Print all the entries verbatim.

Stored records
## begin

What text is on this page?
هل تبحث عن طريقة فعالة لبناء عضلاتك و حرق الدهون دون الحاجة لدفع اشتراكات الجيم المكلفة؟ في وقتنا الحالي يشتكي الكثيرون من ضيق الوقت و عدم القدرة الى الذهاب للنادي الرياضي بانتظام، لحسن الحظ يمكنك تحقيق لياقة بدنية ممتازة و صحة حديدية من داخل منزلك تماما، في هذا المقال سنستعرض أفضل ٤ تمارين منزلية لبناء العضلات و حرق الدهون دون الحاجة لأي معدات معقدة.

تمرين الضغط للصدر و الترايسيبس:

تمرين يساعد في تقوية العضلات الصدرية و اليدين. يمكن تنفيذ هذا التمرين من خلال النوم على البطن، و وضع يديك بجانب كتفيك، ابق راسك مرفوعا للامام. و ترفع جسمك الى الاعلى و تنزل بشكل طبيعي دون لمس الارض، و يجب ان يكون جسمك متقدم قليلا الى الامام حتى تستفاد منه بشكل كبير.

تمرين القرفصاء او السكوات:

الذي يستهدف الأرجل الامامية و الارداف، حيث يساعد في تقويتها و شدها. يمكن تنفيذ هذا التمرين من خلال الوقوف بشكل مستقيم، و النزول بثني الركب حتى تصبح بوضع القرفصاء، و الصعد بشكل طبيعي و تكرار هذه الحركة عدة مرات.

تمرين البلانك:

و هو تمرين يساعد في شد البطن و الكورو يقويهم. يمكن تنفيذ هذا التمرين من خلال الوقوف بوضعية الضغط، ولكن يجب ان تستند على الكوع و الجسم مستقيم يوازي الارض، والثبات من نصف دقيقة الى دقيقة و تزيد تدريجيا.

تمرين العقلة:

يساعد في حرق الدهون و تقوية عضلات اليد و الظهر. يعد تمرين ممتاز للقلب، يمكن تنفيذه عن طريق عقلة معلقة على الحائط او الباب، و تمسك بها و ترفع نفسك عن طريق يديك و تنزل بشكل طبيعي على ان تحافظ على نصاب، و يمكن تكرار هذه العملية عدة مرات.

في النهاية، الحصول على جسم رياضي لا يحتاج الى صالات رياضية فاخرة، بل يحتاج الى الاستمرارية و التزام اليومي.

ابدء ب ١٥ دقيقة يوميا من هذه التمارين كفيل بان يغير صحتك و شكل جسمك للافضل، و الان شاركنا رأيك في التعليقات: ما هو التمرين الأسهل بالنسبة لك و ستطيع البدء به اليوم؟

## end

ANSWER TO THE TASK
What text is on this page?
هل تبحث عن طريقة فعالة لبناء عضلاتك و حرق الدهون دون الحاجة لدفع اشتراكات الجيم المكلفة؟ في وقتنا الحالي يشتكي الكثيرون من ضيق الوقت و عدم القدرة الى الذهاب للنادي الرياضي بانتظام، لحسن الحظ يمكنك تحقيق لياقة بدنية ممتازة و صحة حديدية من داخل منزلك تماما، في هذا المقال سنستعرض أفضل ٤ تمارين منزلية لبناء العضلات و حرق الدهون دون الحاجة لأي معدات معقدة.

تمرين الضغط للصدر و الترايسيبس:

تمرين يساعد في تقوية العضلات الصدرية و اليدين. يمكن تنفيذ هذا التمرين من خلال النوم على البطن، و وضع يديك بجانب كتفيك، ابق راسك مرفوعا للامام. و ترفع جسمك الى الاعلى و تنزل بشكل طبيعي دون لمس الارض، و يجب ان يكون جسمك متقدم قليلا الى الامام حتى تستفاد منه بشكل كبير.

تمرين القرفصاء او السكوات:

الذي يستهدف الأرجل الامامية و الارداف، حيث يساعد في تقويتها و شدها. يمكن تنفيذ هذا التمرين من خلال الوقوف بشكل مستقيم، و النزول بثني الركب حتى تصبح بوضع القرفصاء، و الصعد بشكل طبيعي و تكرار هذه الحركة عدة مرات.

تمرين البلانك:

و هو تمرين يساعد في شد البطن و الكورو يقويهم. يمكن تنفيذ هذا التمرين من خلال الوقوف بوضعية الضغط، ولكن يجب ان تستند على الكوع و الجسم مستقيم يوازي الارض، والثبات من نصف دقيقة الى دقيقة و تزيد تدريجيا.

تمرين العقلة:

يساعد في حرق الدهون و تقوية عضلات اليد و الظهر. يعد تمرين ممتاز للقلب، يمكن تنفيذه عن طريق عقلة معلقة على الحائط او الباب، و تمسك بها و ترفع نفسك عن طريق يديك و تنزل بشكل طبيعي على ان تحافظ على نصاب، و يمكن تكرار هذه العملية عدة مرات.

في النهاية، الحصول على جسم رياضي لا يحتاج الى صالات رياضية فاخرة، بل يحتاج الى الاستمرارية و التزام اليومي.

ابدء ب ١٥ دقيقة يوميا من هذه التمارين كفيل بان يغير صحتك و شكل جسمك للافضل، و الان شاركنا رأيك في التعليقات: ما هو التمرين الأسهل بالنسبة لك و ستطيع البدء به اليوم؟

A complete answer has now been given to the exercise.